### Instructions for the task
Every line of the data that includes "cells" should be copied out.

Figure dataset records:

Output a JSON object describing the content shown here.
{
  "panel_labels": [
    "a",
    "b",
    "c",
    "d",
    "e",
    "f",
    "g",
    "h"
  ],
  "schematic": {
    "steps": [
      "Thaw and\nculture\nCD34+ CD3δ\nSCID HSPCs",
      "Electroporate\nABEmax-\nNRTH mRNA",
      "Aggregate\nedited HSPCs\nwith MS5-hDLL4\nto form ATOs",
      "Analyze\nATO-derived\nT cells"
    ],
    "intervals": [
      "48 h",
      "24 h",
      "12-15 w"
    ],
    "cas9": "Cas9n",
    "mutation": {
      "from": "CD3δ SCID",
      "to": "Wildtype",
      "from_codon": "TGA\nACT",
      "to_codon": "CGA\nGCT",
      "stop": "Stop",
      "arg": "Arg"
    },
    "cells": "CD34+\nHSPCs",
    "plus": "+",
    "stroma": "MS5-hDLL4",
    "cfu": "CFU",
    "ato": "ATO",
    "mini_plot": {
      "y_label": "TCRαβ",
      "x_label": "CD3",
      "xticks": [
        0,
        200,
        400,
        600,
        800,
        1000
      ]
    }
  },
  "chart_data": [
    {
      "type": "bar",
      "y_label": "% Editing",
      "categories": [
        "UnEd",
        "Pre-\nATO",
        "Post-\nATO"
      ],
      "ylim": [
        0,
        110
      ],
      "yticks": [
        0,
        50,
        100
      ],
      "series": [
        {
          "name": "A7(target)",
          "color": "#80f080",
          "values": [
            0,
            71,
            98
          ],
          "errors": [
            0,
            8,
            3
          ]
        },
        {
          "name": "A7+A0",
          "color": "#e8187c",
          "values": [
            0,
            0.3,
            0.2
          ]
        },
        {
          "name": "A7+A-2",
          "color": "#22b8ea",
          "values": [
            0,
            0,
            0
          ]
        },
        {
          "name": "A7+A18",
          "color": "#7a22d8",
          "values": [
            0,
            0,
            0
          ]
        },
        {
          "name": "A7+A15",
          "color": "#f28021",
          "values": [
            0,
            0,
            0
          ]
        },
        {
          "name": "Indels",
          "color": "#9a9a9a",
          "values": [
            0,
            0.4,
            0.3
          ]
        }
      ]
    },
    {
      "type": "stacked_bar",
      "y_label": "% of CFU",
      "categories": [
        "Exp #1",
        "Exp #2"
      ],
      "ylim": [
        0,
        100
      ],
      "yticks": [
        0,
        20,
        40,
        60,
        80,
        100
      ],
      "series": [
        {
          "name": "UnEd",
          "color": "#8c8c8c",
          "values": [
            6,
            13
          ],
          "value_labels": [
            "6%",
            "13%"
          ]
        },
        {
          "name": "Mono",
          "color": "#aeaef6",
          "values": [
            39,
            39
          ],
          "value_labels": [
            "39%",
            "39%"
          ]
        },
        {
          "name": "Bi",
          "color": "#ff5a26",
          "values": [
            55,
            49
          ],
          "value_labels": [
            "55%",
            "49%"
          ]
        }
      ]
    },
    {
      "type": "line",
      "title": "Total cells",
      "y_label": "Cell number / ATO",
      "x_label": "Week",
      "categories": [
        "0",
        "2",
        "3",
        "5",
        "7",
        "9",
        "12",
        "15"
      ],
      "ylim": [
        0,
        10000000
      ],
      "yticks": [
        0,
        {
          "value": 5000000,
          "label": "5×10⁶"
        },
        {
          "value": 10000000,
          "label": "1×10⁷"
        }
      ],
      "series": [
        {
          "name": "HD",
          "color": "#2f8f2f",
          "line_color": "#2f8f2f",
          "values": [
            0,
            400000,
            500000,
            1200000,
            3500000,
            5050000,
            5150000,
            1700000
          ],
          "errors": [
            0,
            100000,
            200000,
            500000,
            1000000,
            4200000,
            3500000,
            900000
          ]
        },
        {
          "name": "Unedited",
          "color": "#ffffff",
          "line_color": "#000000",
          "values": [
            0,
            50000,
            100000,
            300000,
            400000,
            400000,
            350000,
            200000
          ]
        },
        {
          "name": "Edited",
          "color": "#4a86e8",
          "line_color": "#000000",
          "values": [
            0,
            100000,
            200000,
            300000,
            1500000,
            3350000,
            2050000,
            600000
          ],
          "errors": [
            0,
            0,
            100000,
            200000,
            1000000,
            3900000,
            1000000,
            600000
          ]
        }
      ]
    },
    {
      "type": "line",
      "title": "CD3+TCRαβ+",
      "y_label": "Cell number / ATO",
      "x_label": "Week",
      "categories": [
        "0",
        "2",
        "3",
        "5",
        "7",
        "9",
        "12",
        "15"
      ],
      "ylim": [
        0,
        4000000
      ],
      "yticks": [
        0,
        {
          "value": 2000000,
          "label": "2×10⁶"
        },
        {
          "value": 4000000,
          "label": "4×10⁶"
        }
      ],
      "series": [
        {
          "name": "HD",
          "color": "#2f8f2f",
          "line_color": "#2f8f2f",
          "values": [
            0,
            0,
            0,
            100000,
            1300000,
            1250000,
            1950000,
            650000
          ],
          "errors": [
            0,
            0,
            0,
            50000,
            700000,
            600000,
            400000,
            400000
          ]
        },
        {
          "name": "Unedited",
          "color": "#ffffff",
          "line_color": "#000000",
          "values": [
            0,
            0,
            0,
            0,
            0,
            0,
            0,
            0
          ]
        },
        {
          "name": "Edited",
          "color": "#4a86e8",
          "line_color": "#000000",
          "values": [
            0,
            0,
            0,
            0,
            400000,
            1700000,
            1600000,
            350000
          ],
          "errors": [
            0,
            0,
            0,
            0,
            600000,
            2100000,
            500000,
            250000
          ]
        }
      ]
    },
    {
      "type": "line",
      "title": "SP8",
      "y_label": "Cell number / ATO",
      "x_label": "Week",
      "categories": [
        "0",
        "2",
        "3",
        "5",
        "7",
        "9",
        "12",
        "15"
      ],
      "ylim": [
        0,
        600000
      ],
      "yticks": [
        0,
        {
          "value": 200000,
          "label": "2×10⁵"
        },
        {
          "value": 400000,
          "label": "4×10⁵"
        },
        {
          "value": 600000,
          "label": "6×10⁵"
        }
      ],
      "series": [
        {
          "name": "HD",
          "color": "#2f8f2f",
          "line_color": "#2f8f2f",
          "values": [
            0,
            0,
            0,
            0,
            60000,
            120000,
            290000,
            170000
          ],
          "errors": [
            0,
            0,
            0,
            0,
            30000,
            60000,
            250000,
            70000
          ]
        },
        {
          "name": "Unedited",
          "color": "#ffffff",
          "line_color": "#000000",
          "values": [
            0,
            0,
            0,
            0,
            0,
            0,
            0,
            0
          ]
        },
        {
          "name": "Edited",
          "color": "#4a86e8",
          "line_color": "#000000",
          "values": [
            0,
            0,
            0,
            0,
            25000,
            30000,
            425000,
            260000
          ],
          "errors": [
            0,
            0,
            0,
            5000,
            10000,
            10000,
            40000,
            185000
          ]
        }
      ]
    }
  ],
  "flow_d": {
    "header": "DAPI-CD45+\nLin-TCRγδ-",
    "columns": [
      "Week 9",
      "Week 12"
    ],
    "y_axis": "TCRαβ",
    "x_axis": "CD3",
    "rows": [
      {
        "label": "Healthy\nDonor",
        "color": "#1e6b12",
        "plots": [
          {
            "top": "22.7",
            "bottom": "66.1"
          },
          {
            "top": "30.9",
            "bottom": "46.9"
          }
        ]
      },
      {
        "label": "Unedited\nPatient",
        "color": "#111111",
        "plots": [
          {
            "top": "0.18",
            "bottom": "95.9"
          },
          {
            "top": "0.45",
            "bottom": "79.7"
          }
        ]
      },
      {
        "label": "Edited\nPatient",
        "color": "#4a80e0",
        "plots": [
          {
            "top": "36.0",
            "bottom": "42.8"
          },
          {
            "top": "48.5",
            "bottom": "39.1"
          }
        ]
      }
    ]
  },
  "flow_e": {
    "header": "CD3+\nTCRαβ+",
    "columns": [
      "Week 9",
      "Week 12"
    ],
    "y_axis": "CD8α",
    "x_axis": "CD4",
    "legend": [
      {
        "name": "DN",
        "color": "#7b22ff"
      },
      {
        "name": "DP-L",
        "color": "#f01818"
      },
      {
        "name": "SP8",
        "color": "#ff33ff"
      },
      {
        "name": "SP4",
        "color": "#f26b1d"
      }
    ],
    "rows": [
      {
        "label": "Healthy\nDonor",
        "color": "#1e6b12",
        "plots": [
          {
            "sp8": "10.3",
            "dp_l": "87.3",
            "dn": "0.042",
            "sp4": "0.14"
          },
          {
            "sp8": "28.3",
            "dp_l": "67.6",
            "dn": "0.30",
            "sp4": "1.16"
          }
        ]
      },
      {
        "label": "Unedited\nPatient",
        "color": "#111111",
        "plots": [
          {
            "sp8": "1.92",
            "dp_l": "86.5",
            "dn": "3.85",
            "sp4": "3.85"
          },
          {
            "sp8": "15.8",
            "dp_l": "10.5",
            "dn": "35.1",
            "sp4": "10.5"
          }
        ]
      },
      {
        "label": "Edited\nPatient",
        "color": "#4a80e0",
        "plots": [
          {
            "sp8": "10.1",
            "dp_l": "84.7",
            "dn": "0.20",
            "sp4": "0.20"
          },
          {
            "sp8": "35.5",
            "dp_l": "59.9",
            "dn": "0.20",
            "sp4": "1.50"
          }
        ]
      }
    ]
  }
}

### Answer space
      "Analyze\nATO-derived\nT cells"
    "cells": "CD34+\nHSPCs",
      "title": "Total cells",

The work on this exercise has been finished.